Look over the lines below. Report each one that includes the string "values".
_____
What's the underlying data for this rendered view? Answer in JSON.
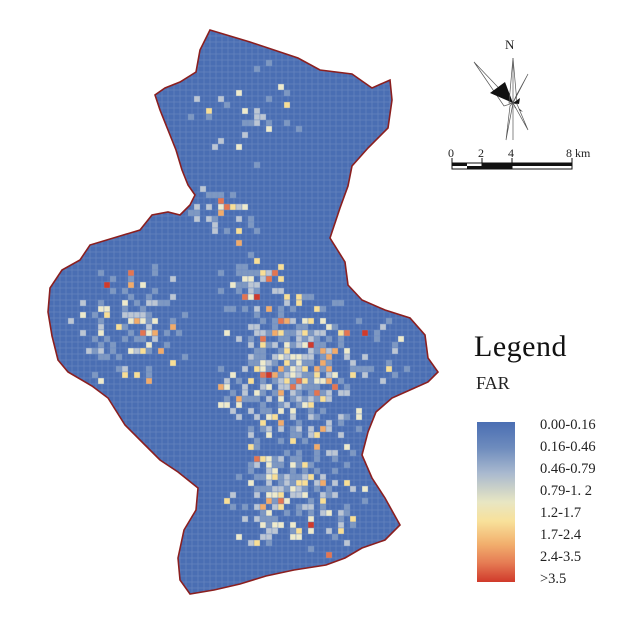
{
  "map": {
    "north_label": "N",
    "scale_labels": [
      "0",
      "2",
      "4",
      "8 km"
    ],
    "legend_title": "Legend",
    "legend_subtitle": "FAR",
    "classes": [
      {
        "label": "0.00-0.16",
        "color": "#4a6eb3"
      },
      {
        "label": "0.16-0.46",
        "color": "#7e98c2"
      },
      {
        "label": "0.46-0.79",
        "color": "#bcc6d3"
      },
      {
        "label": "0.79-1. 2",
        "color": "#eeeacb"
      },
      {
        "label": "1.2-1.7",
        "color": "#f8de95"
      },
      {
        "label": "1.7-2.4",
        "color": "#f1ab6a"
      },
      {
        "label": "2.4-3.5",
        "color": "#e47550"
      },
      {
        "label": ">3.5",
        "color": "#d03a2b"
      }
    ],
    "boundary_color": "#8b1f1f",
    "background_class_color": "#4a6eb3"
  }
}
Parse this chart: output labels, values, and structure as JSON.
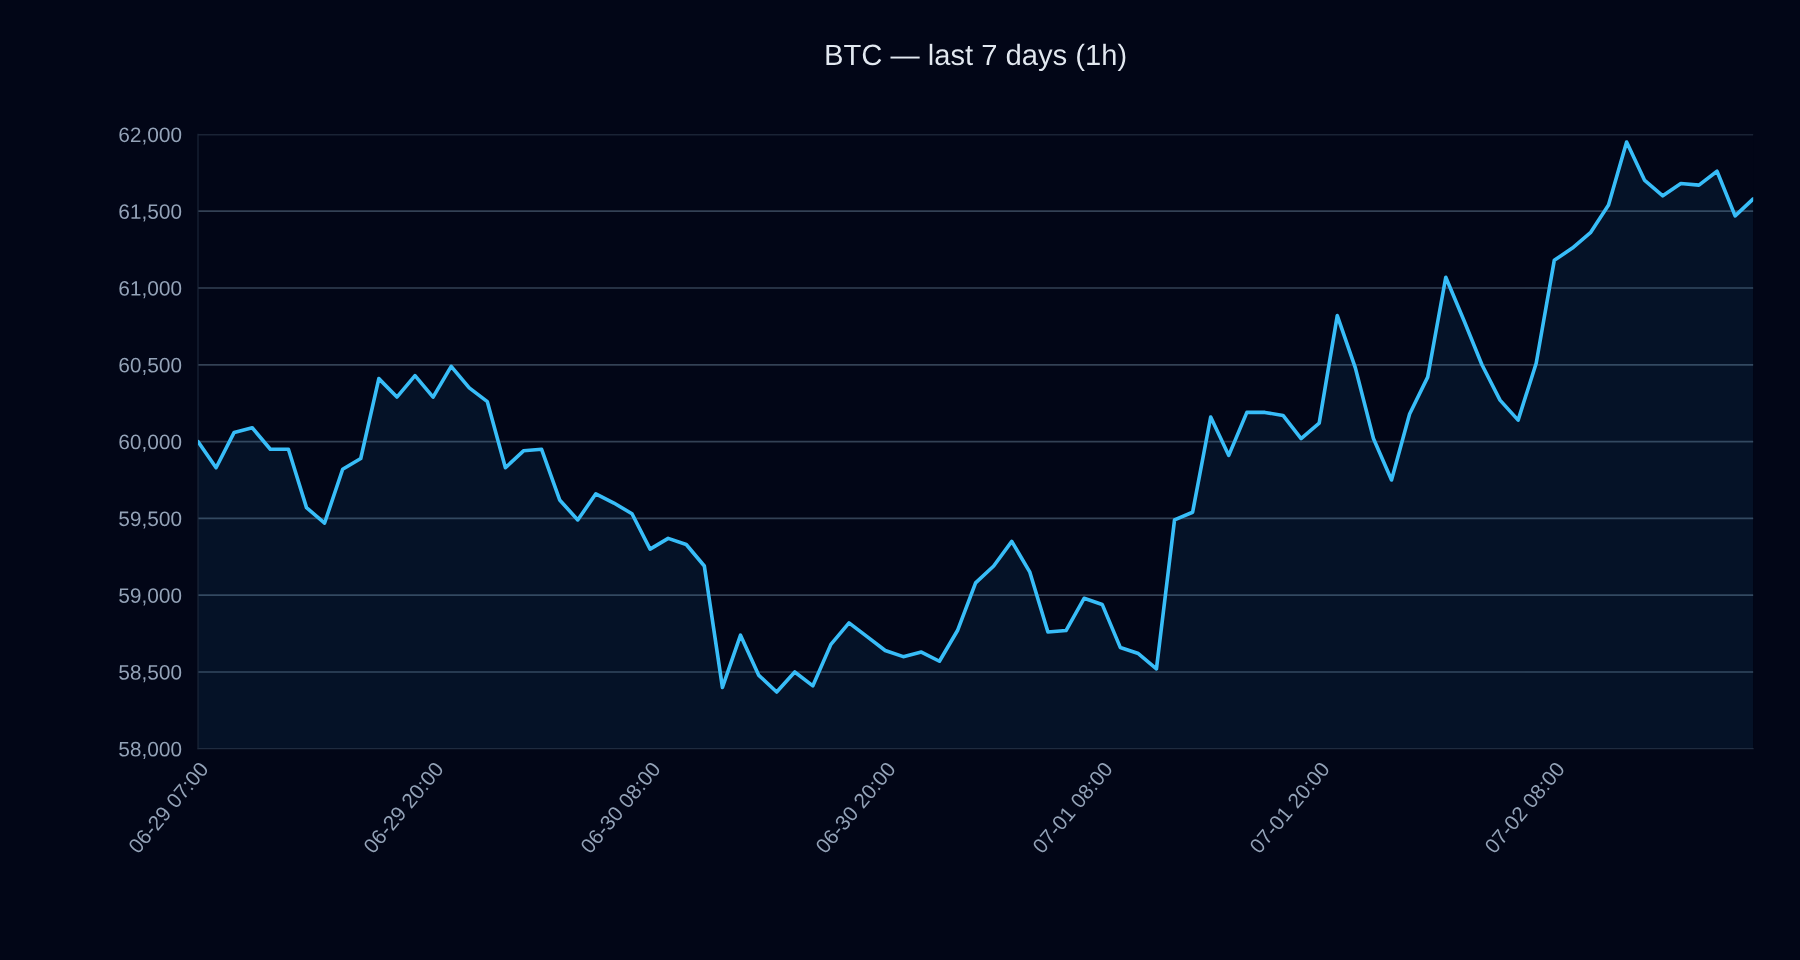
{
  "chart_data": {
    "type": "area",
    "title": "BTC — last 7 days (1h)",
    "categories": [
      "06-29 07:00",
      null,
      null,
      null,
      null,
      null,
      null,
      null,
      null,
      null,
      null,
      null,
      null,
      "06-29 20:00",
      null,
      null,
      null,
      null,
      null,
      null,
      null,
      null,
      null,
      null,
      null,
      "06-30 08:00",
      null,
      null,
      null,
      null,
      null,
      null,
      null,
      null,
      null,
      null,
      null,
      null,
      "06-30 20:00",
      null,
      null,
      null,
      null,
      null,
      null,
      null,
      null,
      null,
      null,
      null,
      "07-01 08:00",
      null,
      null,
      null,
      null,
      null,
      null,
      null,
      null,
      null,
      null,
      null,
      "07-01 20:00",
      null,
      null,
      null,
      null,
      null,
      null,
      null,
      null,
      null,
      null,
      null,
      null,
      "07-02 08:00",
      null,
      null,
      null,
      null,
      null,
      null,
      null,
      null,
      null,
      null,
      null
    ],
    "series": [
      {
        "color": "#38bdf8",
        "values": [
          60000,
          59830,
          60060,
          60090,
          59950,
          59950,
          59570,
          59470,
          59820,
          59890,
          60410,
          60290,
          60430,
          60290,
          60490,
          60350,
          60260,
          59830,
          59940,
          59950,
          59620,
          59490,
          59660,
          59600,
          59530,
          59300,
          59370,
          59330,
          59190,
          58400,
          58740,
          58480,
          58370,
          58500,
          58410,
          58680,
          58820,
          58730,
          58640,
          58600,
          58630,
          58570,
          58770,
          59080,
          59190,
          59350,
          59150,
          58760,
          58770,
          58980,
          58940,
          58660,
          58620,
          58520,
          59490,
          59540,
          60160,
          59910,
          60190,
          60190,
          60170,
          60020,
          60120,
          60820,
          60480,
          60020,
          59750,
          60180,
          60420,
          61070,
          60790,
          60500,
          60270,
          60140,
          60510,
          61180,
          61260,
          61360,
          61540,
          61950,
          61700,
          61600,
          61680,
          61670,
          61760,
          61470,
          61580
        ]
      }
    ],
    "ylim": [
      58000,
      62000
    ],
    "yticks": [
      {
        "value": 58000,
        "label": "58,000"
      },
      {
        "value": 58500,
        "label": "58,500"
      },
      {
        "value": 59000,
        "label": "59,000"
      },
      {
        "value": 59500,
        "label": "59,500"
      },
      {
        "value": 60000,
        "label": "60,000"
      },
      {
        "value": 60500,
        "label": "60,500"
      },
      {
        "value": 61000,
        "label": "61,000"
      },
      {
        "value": 61500,
        "label": "61,500"
      },
      {
        "value": 62000,
        "label": "62,000"
      }
    ],
    "grid": "y",
    "legend": false,
    "marker": "none",
    "line_style": "solid"
  }
}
_____
> **Finished answer**:
Parse this chart: output labels, values, and structure as JSON.
        "values": [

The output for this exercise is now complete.